§ DIRECTION
Go through the material and write it all out exactly, minus the pictures.
------------------------
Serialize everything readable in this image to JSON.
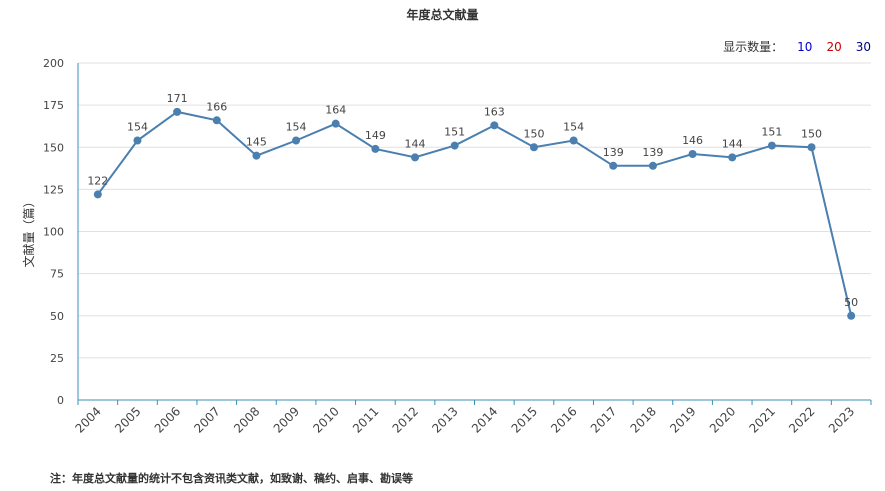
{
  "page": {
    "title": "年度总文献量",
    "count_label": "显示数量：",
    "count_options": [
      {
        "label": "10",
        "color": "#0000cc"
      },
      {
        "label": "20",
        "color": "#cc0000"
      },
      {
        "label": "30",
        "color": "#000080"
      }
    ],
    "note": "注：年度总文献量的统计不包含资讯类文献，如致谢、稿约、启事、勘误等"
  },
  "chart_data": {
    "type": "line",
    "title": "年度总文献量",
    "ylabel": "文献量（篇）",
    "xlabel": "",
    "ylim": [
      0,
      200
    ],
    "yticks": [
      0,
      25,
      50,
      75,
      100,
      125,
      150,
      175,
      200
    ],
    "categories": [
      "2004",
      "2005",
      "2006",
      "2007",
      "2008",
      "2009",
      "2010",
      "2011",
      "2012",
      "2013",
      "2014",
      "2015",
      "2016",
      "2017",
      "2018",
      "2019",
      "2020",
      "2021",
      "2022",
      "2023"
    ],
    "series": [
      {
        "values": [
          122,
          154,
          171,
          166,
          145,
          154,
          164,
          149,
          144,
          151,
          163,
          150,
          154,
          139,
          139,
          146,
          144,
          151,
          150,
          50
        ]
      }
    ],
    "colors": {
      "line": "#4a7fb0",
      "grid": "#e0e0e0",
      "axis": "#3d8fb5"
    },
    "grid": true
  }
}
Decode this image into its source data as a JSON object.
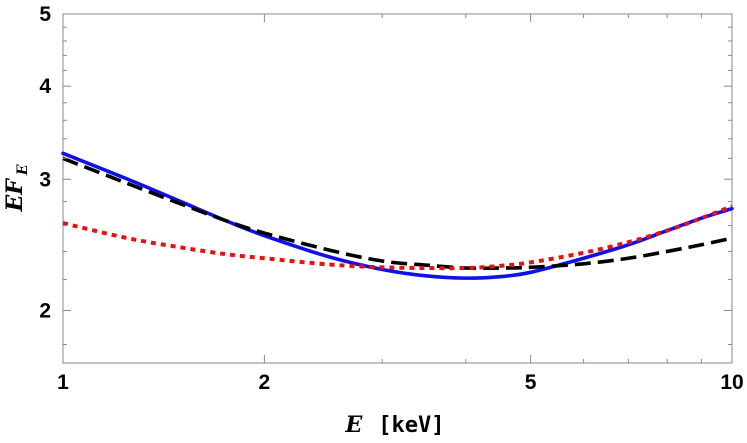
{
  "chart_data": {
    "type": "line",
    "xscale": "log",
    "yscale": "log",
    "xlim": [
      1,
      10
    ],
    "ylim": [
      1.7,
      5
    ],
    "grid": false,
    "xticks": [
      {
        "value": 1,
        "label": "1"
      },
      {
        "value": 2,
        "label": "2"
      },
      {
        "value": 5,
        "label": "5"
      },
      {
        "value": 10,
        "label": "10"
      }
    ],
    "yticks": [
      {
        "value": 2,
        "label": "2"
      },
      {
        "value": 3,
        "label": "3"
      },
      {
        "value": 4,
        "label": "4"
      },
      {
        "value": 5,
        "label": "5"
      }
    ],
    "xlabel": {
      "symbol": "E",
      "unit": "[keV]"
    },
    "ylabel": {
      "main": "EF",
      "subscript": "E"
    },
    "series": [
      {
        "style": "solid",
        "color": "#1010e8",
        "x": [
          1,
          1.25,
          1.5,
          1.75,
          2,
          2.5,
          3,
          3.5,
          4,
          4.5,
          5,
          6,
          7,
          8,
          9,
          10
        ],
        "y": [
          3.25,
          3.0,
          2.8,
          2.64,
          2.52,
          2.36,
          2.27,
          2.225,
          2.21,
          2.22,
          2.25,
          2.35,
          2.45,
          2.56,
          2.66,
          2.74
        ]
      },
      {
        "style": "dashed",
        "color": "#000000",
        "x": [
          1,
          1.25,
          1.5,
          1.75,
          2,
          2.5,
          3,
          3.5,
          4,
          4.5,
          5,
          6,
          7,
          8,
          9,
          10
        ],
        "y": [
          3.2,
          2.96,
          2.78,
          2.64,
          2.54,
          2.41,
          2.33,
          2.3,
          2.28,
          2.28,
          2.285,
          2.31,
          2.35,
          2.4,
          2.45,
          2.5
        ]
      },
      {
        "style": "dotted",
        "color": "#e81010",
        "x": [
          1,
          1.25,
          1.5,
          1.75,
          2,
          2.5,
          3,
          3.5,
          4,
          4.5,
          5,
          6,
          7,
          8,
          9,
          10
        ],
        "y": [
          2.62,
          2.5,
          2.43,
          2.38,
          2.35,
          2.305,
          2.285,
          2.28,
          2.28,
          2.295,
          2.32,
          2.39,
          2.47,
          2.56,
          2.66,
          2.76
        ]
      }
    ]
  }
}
------------------------
§ IN RESPONSE
Serialize everything readable in this image to JSON.
{
  "page": {
    "title": "年度总文献量",
    "count_label": "显示数量：",
    "count_options": [
      {
        "label": "10",
        "color": "#0000cc"
      },
      {
        "label": "20",
        "color": "#cc0000"
      },
      {
        "label": "30",
        "color": "#000080"
      }
    ],
    "note": "注：年度总文献量的统计不包含资讯类文献，如致谢、稿约、启事、勘误等"
  },
  "chart_data": {
    "type": "line",
    "title": "年度总文献量",
    "ylabel": "文献量（篇）",
    "xlabel": "",
    "ylim": [
      0,
      200
    ],
    "yticks": [
      0,
      25,
      50,
      75,
      100,
      125,
      150,
      175,
      200
    ],
    "categories": [
      "2004",
      "2005",
      "2006",
      "2007",
      "2008",
      "2009",
      "2010",
      "2011",
      "2012",
      "2013",
      "2014",
      "2015",
      "2016",
      "2017",
      "2018",
      "2019",
      "2020",
      "2021",
      "2022",
      "2023"
    ],
    "series": [
      {
        "values": [
          122,
          154,
          171,
          166,
          145,
          154,
          164,
          149,
          144,
          151,
          163,
          150,
          154,
          139,
          139,
          146,
          144,
          151,
          150,
          50
        ]
      }
    ],
    "colors": {
      "line": "#4a7fb0",
      "grid": "#e0e0e0",
      "axis": "#3d8fb5"
    },
    "grid": true
  }
}
Decode this image into its source data as a JSON object.
{
  "chart_data": {
    "type": "line",
    "xscale": "log",
    "yscale": "log",
    "xlim": [
      1,
      10
    ],
    "ylim": [
      1.7,
      5
    ],
    "grid": false,
    "xticks": [
      {
        "value": 1,
        "label": "1"
      },
      {
        "value": 2,
        "label": "2"
      },
      {
        "value": 5,
        "label": "5"
      },
      {
        "value": 10,
        "label": "10"
      }
    ],
    "yticks": [
      {
        "value": 2,
        "label": "2"
      },
      {
        "value": 3,
        "label": "3"
      },
      {
        "value": 4,
        "label": "4"
      },
      {
        "value": 5,
        "label": "5"
      }
    ],
    "xlabel": {
      "symbol": "E",
      "unit": "[keV]"
    },
    "ylabel": {
      "main": "EF",
      "subscript": "E"
    },
    "series": [
      {
        "style": "solid",
        "color": "#1010e8",
        "x": [
          1,
          1.25,
          1.5,
          1.75,
          2,
          2.5,
          3,
          3.5,
          4,
          4.5,
          5,
          6,
          7,
          8,
          9,
          10
        ],
        "y": [
          3.25,
          3.0,
          2.8,
          2.64,
          2.52,
          2.36,
          2.27,
          2.225,
          2.21,
          2.22,
          2.25,
          2.35,
          2.45,
          2.56,
          2.66,
          2.74
        ]
      },
      {
        "style": "dashed",
        "color": "#000000",
        "x": [
          1,
          1.25,
          1.5,
          1.75,
          2,
          2.5,
          3,
          3.5,
          4,
          4.5,
          5,
          6,
          7,
          8,
          9,
          10
        ],
        "y": [
          3.2,
          2.96,
          2.78,
          2.64,
          2.54,
          2.41,
          2.33,
          2.3,
          2.28,
          2.28,
          2.285,
          2.31,
          2.35,
          2.4,
          2.45,
          2.5
        ]
      },
      {
        "style": "dotted",
        "color": "#e81010",
        "x": [
          1,
          1.25,
          1.5,
          1.75,
          2,
          2.5,
          3,
          3.5,
          4,
          4.5,
          5,
          6,
          7,
          8,
          9,
          10
        ],
        "y": [
          2.62,
          2.5,
          2.43,
          2.38,
          2.35,
          2.305,
          2.285,
          2.28,
          2.28,
          2.295,
          2.32,
          2.39,
          2.47,
          2.56,
          2.66,
          2.76
        ]
      }
    ]
  }
}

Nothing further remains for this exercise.